======== TASK INPUTS ========
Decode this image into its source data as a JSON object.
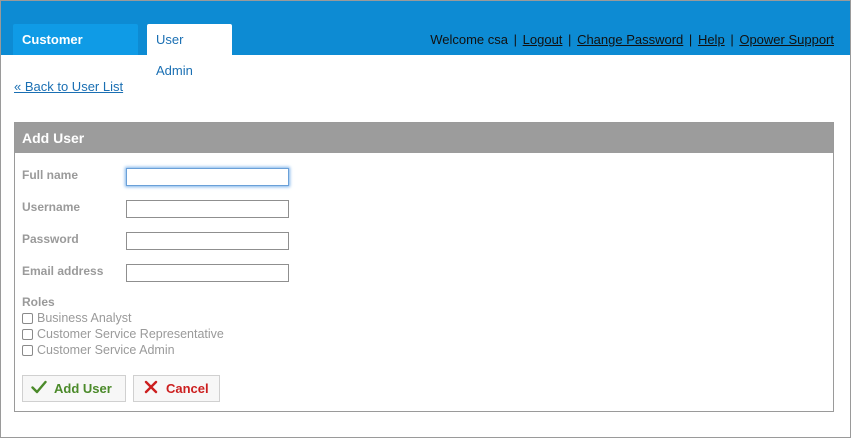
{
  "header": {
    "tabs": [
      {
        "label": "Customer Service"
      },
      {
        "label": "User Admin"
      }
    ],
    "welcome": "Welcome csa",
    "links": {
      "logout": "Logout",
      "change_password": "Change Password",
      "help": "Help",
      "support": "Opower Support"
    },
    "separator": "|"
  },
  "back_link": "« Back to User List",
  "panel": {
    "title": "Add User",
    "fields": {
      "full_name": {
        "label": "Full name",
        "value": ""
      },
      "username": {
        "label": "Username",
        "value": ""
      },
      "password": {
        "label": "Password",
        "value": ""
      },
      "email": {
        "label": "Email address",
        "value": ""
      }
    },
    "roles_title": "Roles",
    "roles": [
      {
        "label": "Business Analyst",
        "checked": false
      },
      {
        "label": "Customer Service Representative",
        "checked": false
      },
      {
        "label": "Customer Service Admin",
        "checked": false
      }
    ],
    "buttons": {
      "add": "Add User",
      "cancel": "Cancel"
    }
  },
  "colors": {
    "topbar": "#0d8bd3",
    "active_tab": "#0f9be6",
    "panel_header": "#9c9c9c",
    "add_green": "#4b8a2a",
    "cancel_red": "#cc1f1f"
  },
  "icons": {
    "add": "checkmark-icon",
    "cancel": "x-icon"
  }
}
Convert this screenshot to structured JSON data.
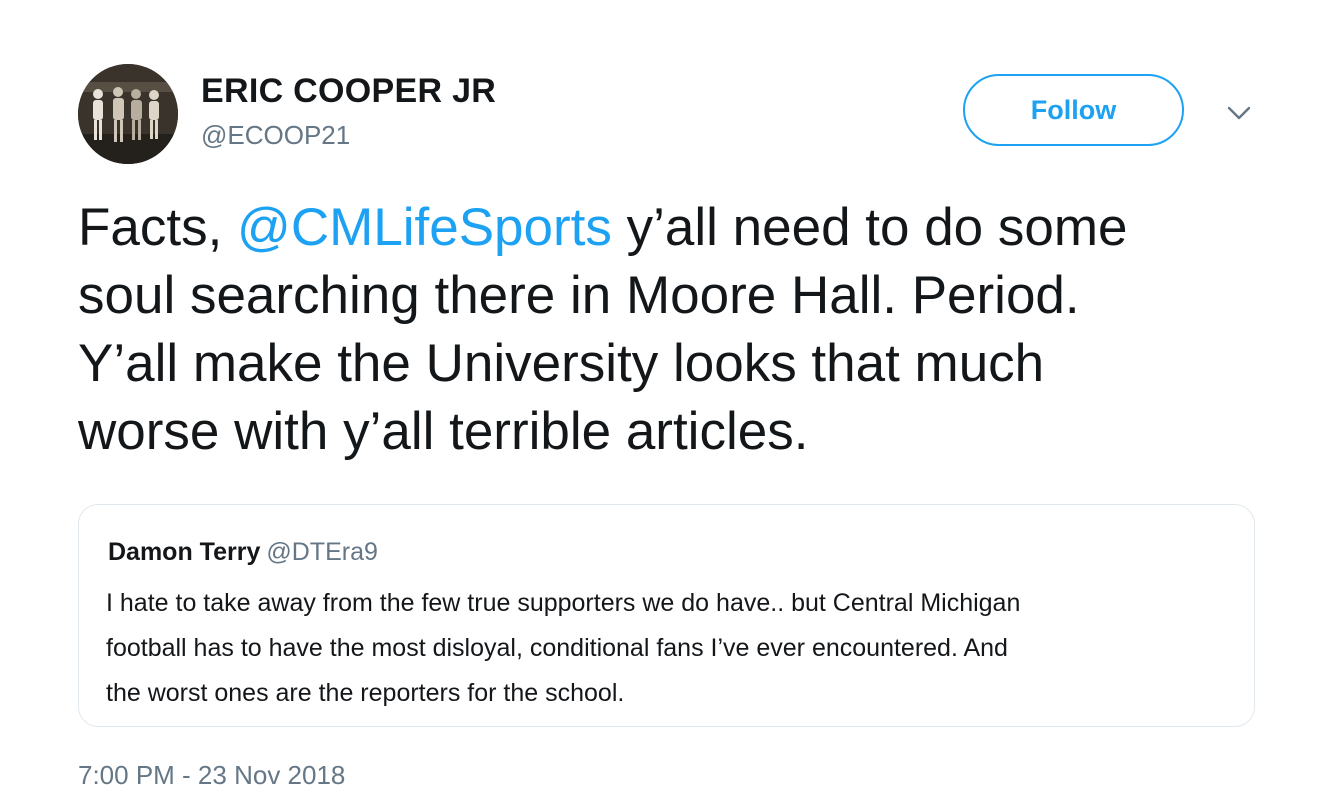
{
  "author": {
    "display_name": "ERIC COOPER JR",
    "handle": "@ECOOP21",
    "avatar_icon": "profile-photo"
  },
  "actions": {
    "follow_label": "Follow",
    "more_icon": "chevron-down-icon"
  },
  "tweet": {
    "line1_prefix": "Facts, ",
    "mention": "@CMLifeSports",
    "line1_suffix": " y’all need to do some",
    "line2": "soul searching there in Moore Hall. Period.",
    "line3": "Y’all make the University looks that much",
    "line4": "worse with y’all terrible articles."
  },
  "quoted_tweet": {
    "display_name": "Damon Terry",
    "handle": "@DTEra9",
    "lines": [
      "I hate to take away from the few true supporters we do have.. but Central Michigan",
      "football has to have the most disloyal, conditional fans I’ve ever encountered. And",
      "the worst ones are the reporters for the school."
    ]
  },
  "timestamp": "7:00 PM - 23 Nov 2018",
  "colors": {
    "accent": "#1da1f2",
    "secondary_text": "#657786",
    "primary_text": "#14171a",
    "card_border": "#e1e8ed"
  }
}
========
:: YOUR OBJECTIVE ::
Print out every entry above without changing a word, and leave out the pictures.

:: RIGHT ANSWER ::
Decode this image into its source data as a JSON object.
{
  "header": {
    "tabs": [
      {
        "label": "Customer Service"
      },
      {
        "label": "User Admin"
      }
    ],
    "welcome": "Welcome csa",
    "links": {
      "logout": "Logout",
      "change_password": "Change Password",
      "help": "Help",
      "support": "Opower Support"
    },
    "separator": "|"
  },
  "back_link": "« Back to User List",
  "panel": {
    "title": "Add User",
    "fields": {
      "full_name": {
        "label": "Full name",
        "value": ""
      },
      "username": {
        "label": "Username",
        "value": ""
      },
      "password": {
        "label": "Password",
        "value": ""
      },
      "email": {
        "label": "Email address",
        "value": ""
      }
    },
    "roles_title": "Roles",
    "roles": [
      {
        "label": "Business Analyst",
        "checked": false
      },
      {
        "label": "Customer Service Representative",
        "checked": false
      },
      {
        "label": "Customer Service Admin",
        "checked": false
      }
    ],
    "buttons": {
      "add": "Add User",
      "cancel": "Cancel"
    }
  },
  "colors": {
    "topbar": "#0d8bd3",
    "active_tab": "#0f9be6",
    "panel_header": "#9c9c9c",
    "add_green": "#4b8a2a",
    "cancel_red": "#cc1f1f"
  },
  "icons": {
    "add": "checkmark-icon",
    "cancel": "x-icon"
  }
}
Convert this screenshot to structured JSON data.
{
  "author": {
    "display_name": "ERIC COOPER JR",
    "handle": "@ECOOP21",
    "avatar_icon": "profile-photo"
  },
  "actions": {
    "follow_label": "Follow",
    "more_icon": "chevron-down-icon"
  },
  "tweet": {
    "line1_prefix": "Facts, ",
    "mention": "@CMLifeSports",
    "line1_suffix": " y’all need to do some",
    "line2": "soul searching there in Moore Hall. Period.",
    "line3": "Y’all make the University looks that much",
    "line4": "worse with y’all terrible articles."
  },
  "quoted_tweet": {
    "display_name": "Damon Terry",
    "handle": "@DTEra9",
    "lines": [
      "I hate to take away from the few true supporters we do have.. but Central Michigan",
      "football has to have the most disloyal, conditional fans I’ve ever encountered. And",
      "the worst ones are the reporters for the school."
    ]
  },
  "timestamp": "7:00 PM - 23 Nov 2018",
  "colors": {
    "accent": "#1da1f2",
    "secondary_text": "#657786",
    "primary_text": "#14171a",
    "card_border": "#e1e8ed"
  }
}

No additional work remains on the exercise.